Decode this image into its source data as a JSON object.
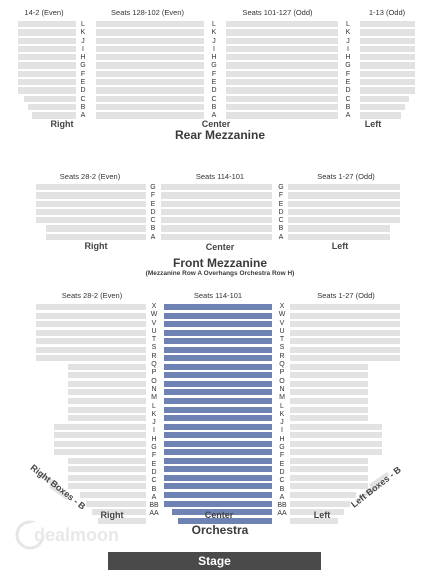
{
  "rear_mezzanine": {
    "title": "Rear Mezzanine",
    "labels": {
      "far_left": "14-2 (Even)",
      "left_center": "Seats 128-102 (Even)",
      "right_center": "Seats 101-127 (Odd)",
      "far_right": "1-13 (Odd)"
    },
    "row_letters": [
      "L",
      "K",
      "J",
      "I",
      "H",
      "G",
      "F",
      "E",
      "D",
      "C",
      "B",
      "A"
    ],
    "sides": {
      "right": "Right",
      "center": "Center",
      "left": "Left"
    }
  },
  "front_mezzanine": {
    "title": "Front Mezzanine",
    "subtitle": "(Mezzanine Row A Overhangs Orchestra Row H)",
    "labels": {
      "left": "Seats 28-2 (Even)",
      "center": "Seats 114-101",
      "right": "Seats 1-27 (Odd)"
    },
    "row_letters": [
      "G",
      "F",
      "E",
      "D",
      "C",
      "B",
      "A"
    ],
    "sides": {
      "right": "Right",
      "center": "Center",
      "left": "Left"
    }
  },
  "orchestra": {
    "title": "Orchestra",
    "labels": {
      "left": "Seats 28-2 (Even)",
      "center": "Seats 114-101",
      "right": "Seats 1-27 (Odd)"
    },
    "row_letters": [
      "X",
      "W",
      "V",
      "U",
      "T",
      "S",
      "R",
      "Q",
      "P",
      "O",
      "N",
      "M",
      "L",
      "K",
      "J",
      "I",
      "H",
      "G",
      "F",
      "E",
      "D",
      "C",
      "B",
      "A",
      "BB",
      "AA"
    ],
    "sides": {
      "right": "Right",
      "center": "Center",
      "left": "Left"
    },
    "boxes": {
      "right": "Right Boxes - B",
      "left": "Left Boxes - B"
    }
  },
  "stage": "Stage",
  "logo": {
    "text": "dealmoon"
  },
  "colors": {
    "highlight_section": "#6e82b3",
    "seat_row": "#e2e2e2",
    "stage": "#4a4a4a"
  }
}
------------------------------
Each line holding the word "Even" counts once; report the total and nothing else.

FINISHED TASK =
4